* SUPPLIED INFORMATION:
>>>
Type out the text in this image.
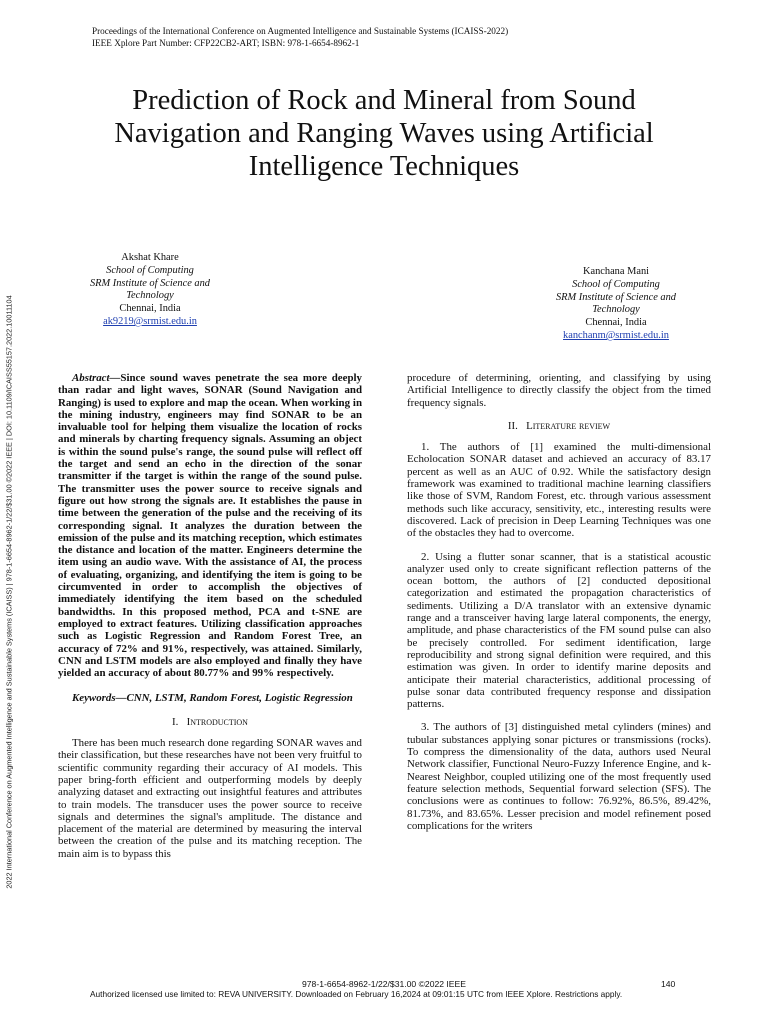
Proceedings of the International Conference on Augmented Intelligence and Sustainable Systems (ICAISS-2022)
IEEE Xplore Part Number: CFP22CB2-ART; ISBN: 978-1-6654-8962-1
Prediction of Rock and Mineral from Sound
Navigation and Ranging Waves using Artificial
Intelligence Techniques
Akshat Khare
School of Computing
SRM Institute of Science and
Technology
Chennai, India
ak9219@srmist.edu.in
Kanchana Mani
School of Computing
SRM Institute of Science and
Technology
Chennai, India
kanchanm@srmist.edu.in
2022 International Conference on Augmented Intelligence and Sustainable Systems (ICAISS) | 978-1-6654-8962-1/22/$31.00 ©2022 IEEE | DOI: 10.1109/ICAISS55157.2022.10011104	Abstract—Since sound waves penetrate the sea more deeply than radar and light waves, SONAR (Sound Navigation and Ranging) is used to explore and map the ocean. When working in the mining industry, engineers may find SONAR to be an invaluable tool for helping them visualize the location of rocks and minerals by charting frequency signals. Assuming an object is within the sound pulse's range, the sound pulse will reflect off the target and send an echo in the direction of the sonar transmitter if the target is within the range of the sound pulse. The transmitter uses the power source to receive signals and figure out how strong the signals are. It establishes the pause in time between the generation of the pulse and the receiving of its corresponding signal. It analyzes the duration between the emission of the pulse and its matching reception, which estimates the distance and location of the matter. Engineers determine the item using an audio wave. With the assistance of AI, the process of evaluating, organizing, and identifying the item is going to be circumvented in order to accomplish the objectives of immediately identifying the item based on the scheduled bandwidths. In this proposed method, PCA and t-SNE are employed to extract features. Utilizing classification approaches such as Logistic Regression and Random Forest Tree, an accuracy of 72% and 91%, respectively, was attained. Similarly, CNN and LSTM models are also employed and finally they have yielded an accuracy of about 80.77% and 99% respectively.

Keywords—CNN, LSTM, Random Forest, Logistic Regression

I. Introduction

There has been much research done regarding SONAR waves and their classification, but these researches have not been very fruitful to scientific community regarding their accuracy of AI models. This paper bring-forth efficient and outperforming models by deeply analyzing dataset and extracting out insightful features and attributes to train models. The transducer uses the power source to receive signals and determines the signal's amplitude. The distance and placement of the material are determined by measuring the interval between the creation of the pulse and its matching reception. The main aim is to bypass this

procedure of determining, orienting, and classifying by using Artificial Intelligence to directly classify the object from the timed frequency signals.

II. Literature review

1. The authors of [1] examined the multi-dimensional Echolocation SONAR dataset and achieved an accuracy of 83.17 percent as well as an AUC of 0.92. While the satisfactory design framework was examined to traditional machine learning classifiers like those of SVM, Random Forest, etc. through various assessment methods such like accuracy, sensitivity, etc., interesting results were discovered. Lack of precision in Deep Learning Techniques was one of the obstacles they had to overcome.

2. Using a flutter sonar scanner, that is a statistical acoustic analyzer used only to create significant reflection patterns of the ocean bottom, the authors of [2] conducted depositional categorization and estimated the propagation characteristics of sediments. Utilizing a D/A translator with an extensive dynamic range and a transceiver having large lateral components, the energy, amplitude, and phase characteristics of the FM sound pulse can also be precisely controlled. For sediment identification, large reproducibility and strong signal definition were required, and this estimation was given. In order to identify marine deposits and anticipate their material characteristics, additional processing of pulse sonar data contributed frequency response and dissipation patterns.

3. The authors of [3] distinguished metal cylinders (mines) and tubular substances applying sonar pictures or transmissions (rocks). To compress the dimensionality of the data, authors used Neural Network classifier, Functional Neuro-Fuzzy Inference Engine, and k-Nearest Neighbor, coupled utilizing one of the most frequently used feature selection methods, Sequential forward selection (SFS). The conclusions were as continues to follow: 76.92%, 86.5%, 89.42%, 81.73%, and 83.65%. Lesser precision and model refinement posed complications for the writers

978-1-6654-8962-1/22/$31.00 ©2022 IEEE	140
Authorized licensed use limited to: REVA UNIVERSITY. Downloaded on February 16,2024 at 09:01:15 UTC from IEEE Xplore. Restrictions apply.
<<<
Retype all of the entries exactly as written, leaving out any images.

Type out the text in this image.
Proceedings of the International Conference on Augmented Intelligence and Sustainable Systems (ICAISS-2022)
IEEE Xplore Part Number: CFP22CB2-ART; ISBN: 978-1-6654-8962-1
Prediction of Rock and Mineral from Sound
Navigation and Ranging Waves using Artificial
Intelligence Techniques
Akshat Khare
School of Computing
SRM Institute of Science and
Technology
Chennai, India
ak9219@srmist.edu.in
Kanchana Mani
School of Computing
SRM Institute of Science and
Technology
Chennai, India
kanchanm@srmist.edu.in
2022 International Conference on Augmented Intelligence and Sustainable Systems (ICAISS) | 978-1-6654-8962-1/22/$31.00 ©2022 IEEE | DOI: 10.1109/ICAISS55157.2022.10011104	Abstract—Since sound waves penetrate the sea more deeply than radar and light waves, SONAR (Sound Navigation and Ranging) is used to explore and map the ocean. When working in the mining industry, engineers may find SONAR to be an invaluable tool for helping them visualize the location of rocks and minerals by charting frequency signals. Assuming an object is within the sound pulse's range, the sound pulse will reflect off the target and send an echo in the direction of the sonar transmitter if the target is within the range of the sound pulse. The transmitter uses the power source to receive signals and figure out how strong the signals are. It establishes the pause in time between the generation of the pulse and the receiving of its corresponding signal. It analyzes the duration between the emission of the pulse and its matching reception, which estimates the distance and location of the matter. Engineers determine the item using an audio wave. With the assistance of AI, the process of evaluating, organizing, and identifying the item is going to be circumvented in order to accomplish the objectives of immediately identifying the item based on the scheduled bandwidths. In this proposed method, PCA and t-SNE are employed to extract features. Utilizing classification approaches such as Logistic Regression and Random Forest Tree, an accuracy of 72% and 91%, respectively, was attained. Similarly, CNN and LSTM models are also employed and finally they have yielded an accuracy of about 80.77% and 99% respectively.

Keywords—CNN, LSTM, Random Forest, Logistic Regression

I. Introduction

There has been much research done regarding SONAR waves and their classification, but these researches have not been very fruitful to scientific community regarding their accuracy of AI models. This paper bring-forth efficient and outperforming models by deeply analyzing dataset and extracting out insightful features and attributes to train models. The transducer uses the power source to receive signals and determines the signal's amplitude. The distance and placement of the material are determined by measuring the interval between the creation of the pulse and its matching reception. The main aim is to bypass this

procedure of determining, orienting, and classifying by using Artificial Intelligence to directly classify the object from the timed frequency signals.

II. Literature review

1. The authors of [1] examined the multi-dimensional Echolocation SONAR dataset and achieved an accuracy of 83.17 percent as well as an AUC of 0.92. While the satisfactory design framework was examined to traditional machine learning classifiers like those of SVM, Random Forest, etc. through various assessment methods such like accuracy, sensitivity, etc., interesting results were discovered. Lack of precision in Deep Learning Techniques was one of the obstacles they had to overcome.

2. Using a flutter sonar scanner, that is a statistical acoustic analyzer used only to create significant reflection patterns of the ocean bottom, the authors of [2] conducted depositional categorization and estimated the propagation characteristics of sediments. Utilizing a D/A translator with an extensive dynamic range and a transceiver having large lateral components, the energy, amplitude, and phase characteristics of the FM sound pulse can also be precisely controlled. For sediment identification, large reproducibility and strong signal definition were required, and this estimation was given. In order to identify marine deposits and anticipate their material characteristics, additional processing of pulse sonar data contributed frequency response and dissipation patterns.

3. The authors of [3] distinguished metal cylinders (mines) and tubular substances applying sonar pictures or transmissions (rocks). To compress the dimensionality of the data, authors used Neural Network classifier, Functional Neuro-Fuzzy Inference Engine, and k-Nearest Neighbor, coupled utilizing one of the most frequently used feature selection methods, Sequential forward selection (SFS). The conclusions were as continues to follow: 76.92%, 86.5%, 89.42%, 81.73%, and 83.65%. Lesser precision and model refinement posed complications for the writers

978-1-6654-8962-1/22/$31.00 ©2022 IEEE	140
Authorized licensed use limited to: REVA UNIVERSITY. Downloaded on February 16,2024 at 09:01:15 UTC from IEEE Xplore. Restrictions apply.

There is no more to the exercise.